Without including the pictures, copy out every line below.

****

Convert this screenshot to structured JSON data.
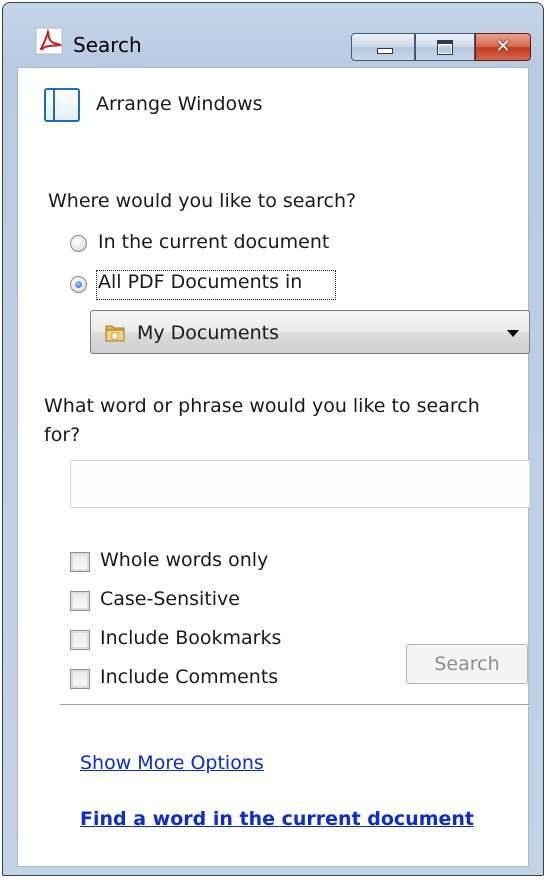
{
  "window": {
    "title": "Search"
  },
  "arrange": {
    "label": "Arrange Windows"
  },
  "location": {
    "prompt": "Where would you like to search?",
    "options": [
      {
        "label": "In the current document",
        "selected": false
      },
      {
        "label": "All PDF Documents in",
        "selected": true
      }
    ],
    "folder_selected": "My Documents"
  },
  "query": {
    "prompt": "What word or phrase would you like to search for?",
    "value": "",
    "placeholder": ""
  },
  "options": {
    "checkboxes": [
      {
        "label": "Whole words only",
        "checked": false
      },
      {
        "label": "Case-Sensitive",
        "checked": false
      },
      {
        "label": "Include Bookmarks",
        "checked": false
      },
      {
        "label": "Include Comments",
        "checked": false
      }
    ],
    "search_button": "Search"
  },
  "links": {
    "more_options": "Show More Options",
    "find_word": "Find a word in the current document"
  },
  "icons": {
    "app": "acrobat-icon",
    "arrange": "arrange-windows-icon",
    "folder": "folder-icon",
    "dropdown": "chevron-down-icon"
  },
  "colors": {
    "link": "#0a2bd6",
    "title_bar": "#b7cbe2",
    "close_button": "#c0391b"
  }
}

****

| Response to the task |
Convert this screenshot to structured JSON data.
{
  "window": {
    "title": "Search"
  },
  "arrange": {
    "label": "Arrange Windows"
  },
  "location": {
    "prompt": "Where would you like to search?",
    "options": [
      {
        "label": "In the current document",
        "selected": false
      },
      {
        "label": "All PDF Documents in",
        "selected": true
      }
    ],
    "folder_selected": "My Documents"
  },
  "query": {
    "prompt": "What word or phrase would you like to search for?",
    "value": "",
    "placeholder": ""
  },
  "options": {
    "checkboxes": [
      {
        "label": "Whole words only",
        "checked": false
      },
      {
        "label": "Case-Sensitive",
        "checked": false
      },
      {
        "label": "Include Bookmarks",
        "checked": false
      },
      {
        "label": "Include Comments",
        "checked": false
      }
    ],
    "search_button": "Search"
  },
  "links": {
    "more_options": "Show More Options",
    "find_word": "Find a word in the current document"
  },
  "icons": {
    "app": "acrobat-icon",
    "arrange": "arrange-windows-icon",
    "folder": "folder-icon",
    "dropdown": "chevron-down-icon"
  },
  "colors": {
    "link": "#0a2bd6",
    "title_bar": "#b7cbe2",
    "close_button": "#c0391b"
  }
}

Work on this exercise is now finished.